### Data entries
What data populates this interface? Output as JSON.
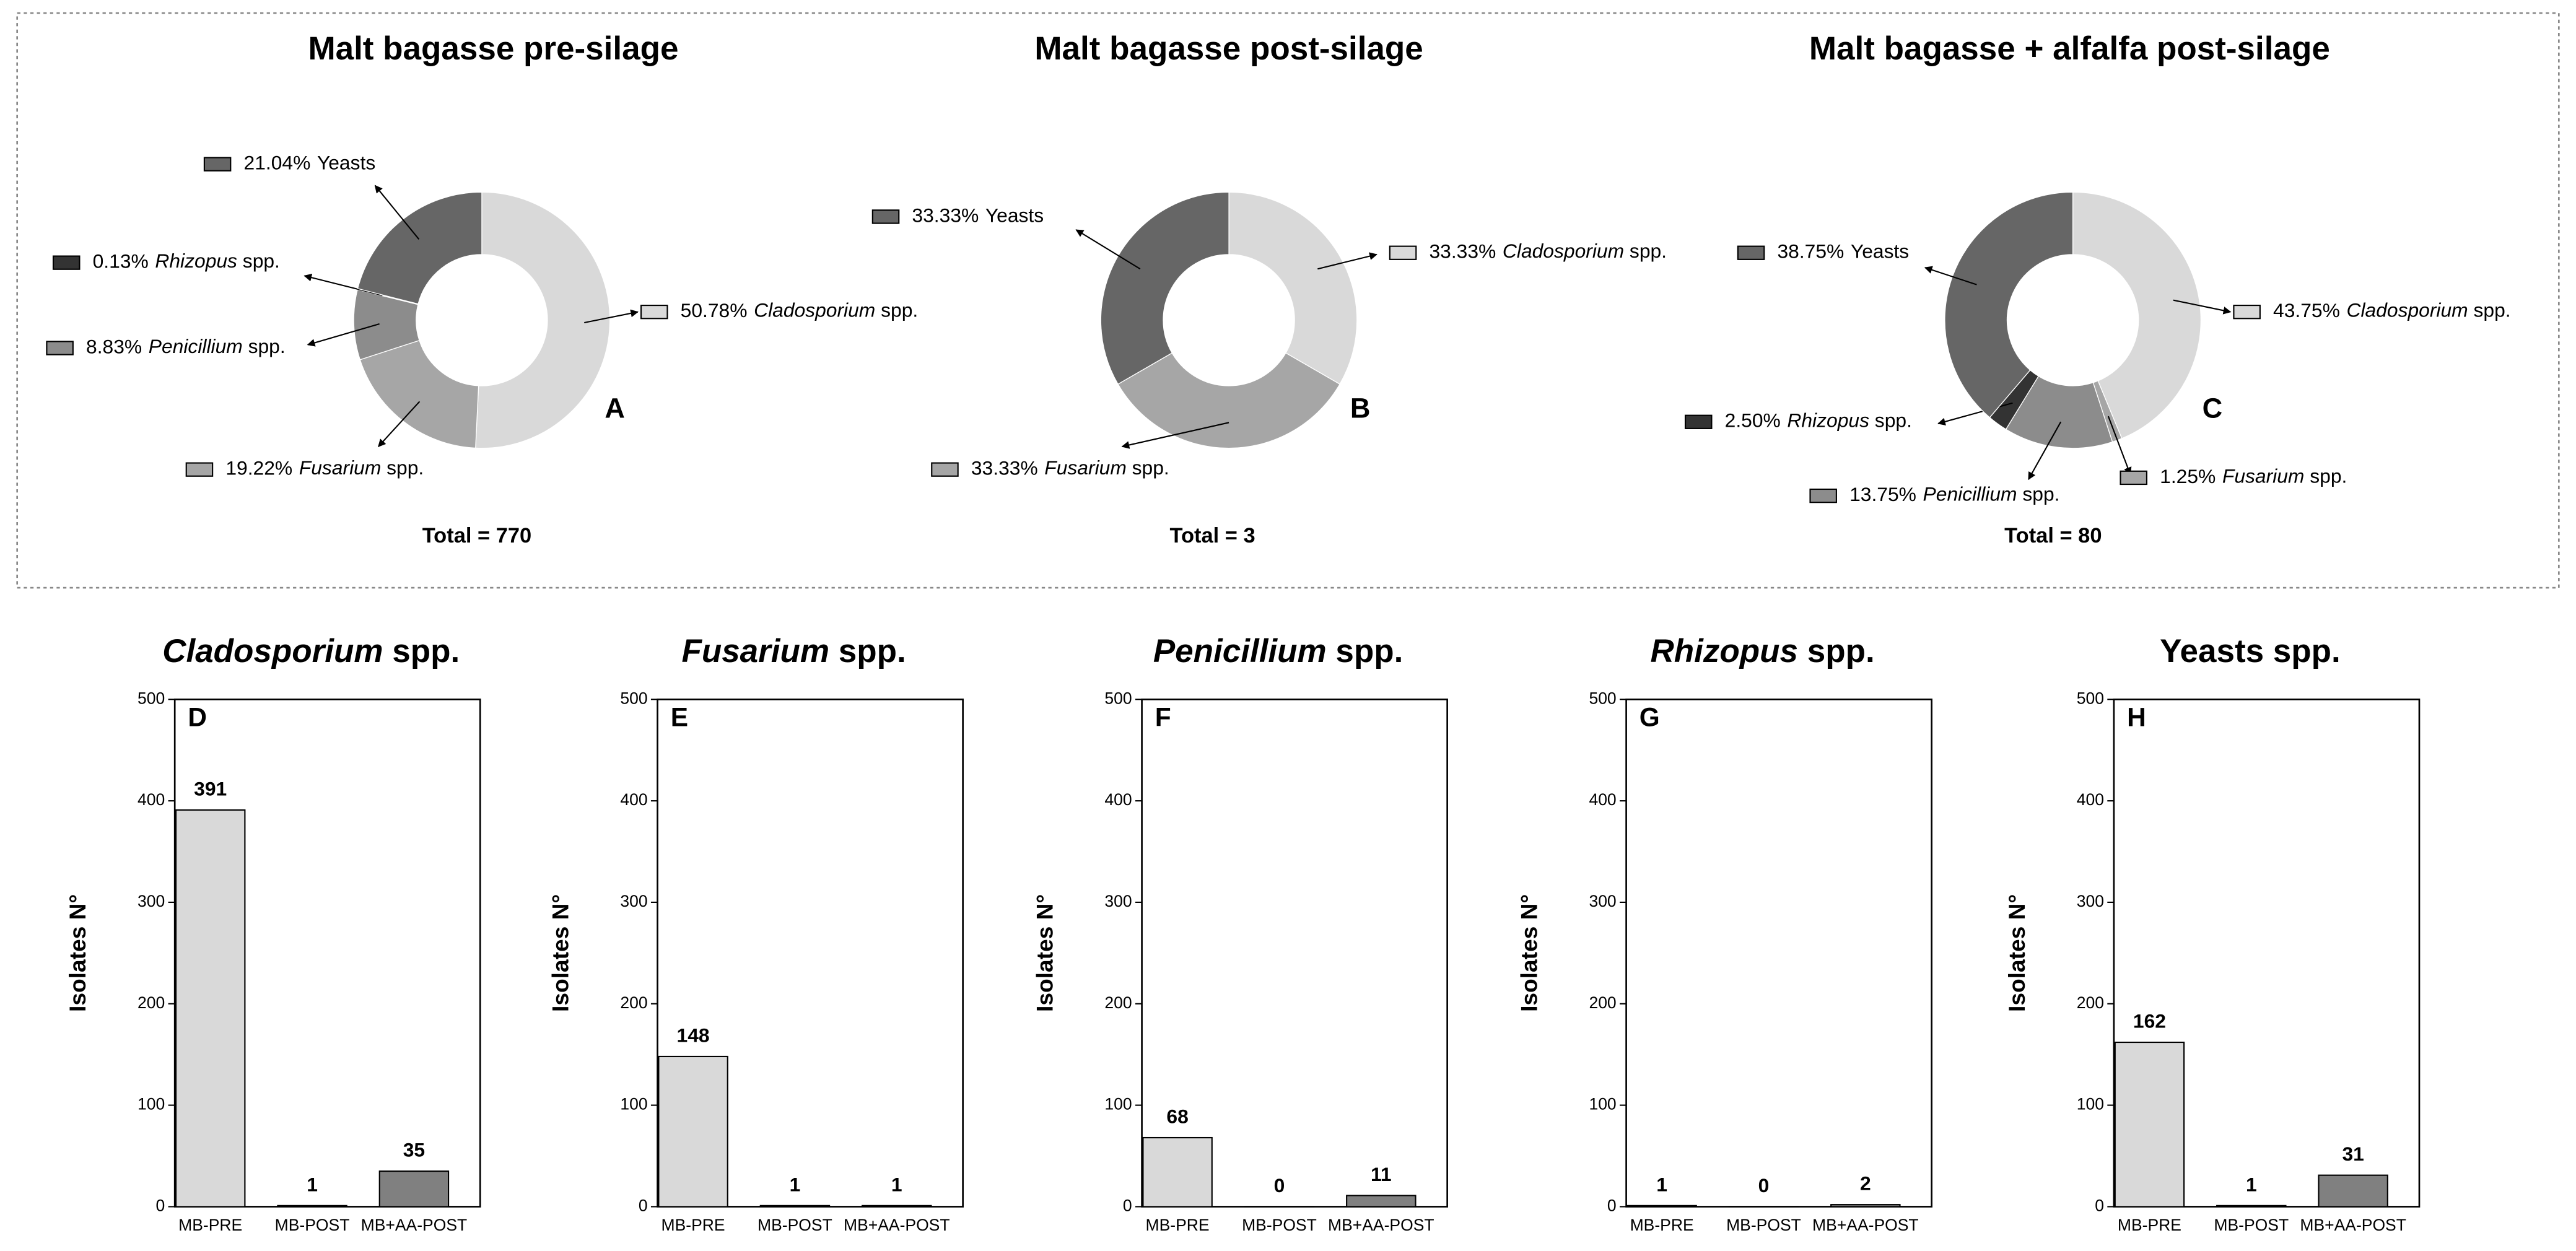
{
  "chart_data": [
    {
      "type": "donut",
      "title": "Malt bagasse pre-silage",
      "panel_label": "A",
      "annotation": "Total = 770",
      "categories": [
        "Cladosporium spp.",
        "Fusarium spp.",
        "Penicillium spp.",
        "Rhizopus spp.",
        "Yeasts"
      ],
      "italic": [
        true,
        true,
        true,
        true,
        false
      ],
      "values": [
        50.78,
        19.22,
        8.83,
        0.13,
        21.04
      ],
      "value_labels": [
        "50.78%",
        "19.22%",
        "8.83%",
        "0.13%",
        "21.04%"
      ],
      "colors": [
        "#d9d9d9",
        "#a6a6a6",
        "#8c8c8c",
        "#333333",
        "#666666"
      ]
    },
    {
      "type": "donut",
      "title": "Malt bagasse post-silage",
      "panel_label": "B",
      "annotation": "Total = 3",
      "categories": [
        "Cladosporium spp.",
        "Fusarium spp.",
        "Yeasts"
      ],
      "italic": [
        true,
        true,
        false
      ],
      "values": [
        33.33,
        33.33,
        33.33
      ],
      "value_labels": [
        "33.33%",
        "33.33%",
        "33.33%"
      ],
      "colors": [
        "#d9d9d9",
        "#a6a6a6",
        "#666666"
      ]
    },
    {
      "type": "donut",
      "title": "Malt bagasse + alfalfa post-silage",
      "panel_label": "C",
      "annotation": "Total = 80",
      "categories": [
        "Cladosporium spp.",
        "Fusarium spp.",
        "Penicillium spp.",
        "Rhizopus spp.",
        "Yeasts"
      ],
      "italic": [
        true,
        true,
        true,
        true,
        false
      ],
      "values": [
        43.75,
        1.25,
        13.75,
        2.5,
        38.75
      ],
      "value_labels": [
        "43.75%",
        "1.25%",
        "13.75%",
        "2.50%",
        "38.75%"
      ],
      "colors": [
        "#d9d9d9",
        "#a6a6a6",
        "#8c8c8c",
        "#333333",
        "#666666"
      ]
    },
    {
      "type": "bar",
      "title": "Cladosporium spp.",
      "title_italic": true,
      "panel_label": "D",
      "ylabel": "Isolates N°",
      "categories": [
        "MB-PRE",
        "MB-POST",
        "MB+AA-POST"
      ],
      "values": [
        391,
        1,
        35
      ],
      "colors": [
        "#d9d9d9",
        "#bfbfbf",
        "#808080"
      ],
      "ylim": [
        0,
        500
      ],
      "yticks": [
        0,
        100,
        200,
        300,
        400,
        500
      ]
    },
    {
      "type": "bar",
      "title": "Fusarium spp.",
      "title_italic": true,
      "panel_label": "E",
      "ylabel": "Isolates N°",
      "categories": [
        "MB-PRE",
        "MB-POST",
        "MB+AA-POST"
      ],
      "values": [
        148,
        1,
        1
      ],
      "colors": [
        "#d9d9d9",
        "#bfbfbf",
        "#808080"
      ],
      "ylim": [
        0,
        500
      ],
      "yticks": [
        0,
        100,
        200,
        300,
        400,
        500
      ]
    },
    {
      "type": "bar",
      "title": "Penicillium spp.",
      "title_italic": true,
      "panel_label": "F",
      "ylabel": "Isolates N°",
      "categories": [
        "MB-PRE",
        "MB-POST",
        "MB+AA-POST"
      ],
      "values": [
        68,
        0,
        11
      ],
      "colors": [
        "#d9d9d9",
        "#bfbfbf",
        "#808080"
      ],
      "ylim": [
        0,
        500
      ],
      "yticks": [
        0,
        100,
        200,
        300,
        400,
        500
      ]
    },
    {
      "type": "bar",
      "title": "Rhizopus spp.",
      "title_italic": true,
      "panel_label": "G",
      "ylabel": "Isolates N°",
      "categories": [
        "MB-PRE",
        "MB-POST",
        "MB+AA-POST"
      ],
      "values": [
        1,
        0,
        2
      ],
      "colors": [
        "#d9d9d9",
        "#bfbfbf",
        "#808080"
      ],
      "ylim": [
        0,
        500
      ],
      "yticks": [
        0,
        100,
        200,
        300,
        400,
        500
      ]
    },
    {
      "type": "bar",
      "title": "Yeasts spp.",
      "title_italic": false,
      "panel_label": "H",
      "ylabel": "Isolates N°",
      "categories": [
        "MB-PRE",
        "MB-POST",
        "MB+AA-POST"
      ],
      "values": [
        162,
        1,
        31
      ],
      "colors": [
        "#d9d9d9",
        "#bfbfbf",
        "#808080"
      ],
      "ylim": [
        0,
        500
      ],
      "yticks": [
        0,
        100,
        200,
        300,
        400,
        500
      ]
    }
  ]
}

### YOUR TASK
List every line above that contains the word "annotation".

### SOLUTION TO THIS TASK
      "annotation": "Total = 770",
      "annotation": "Total = 3",
      "annotation": "Total = 80",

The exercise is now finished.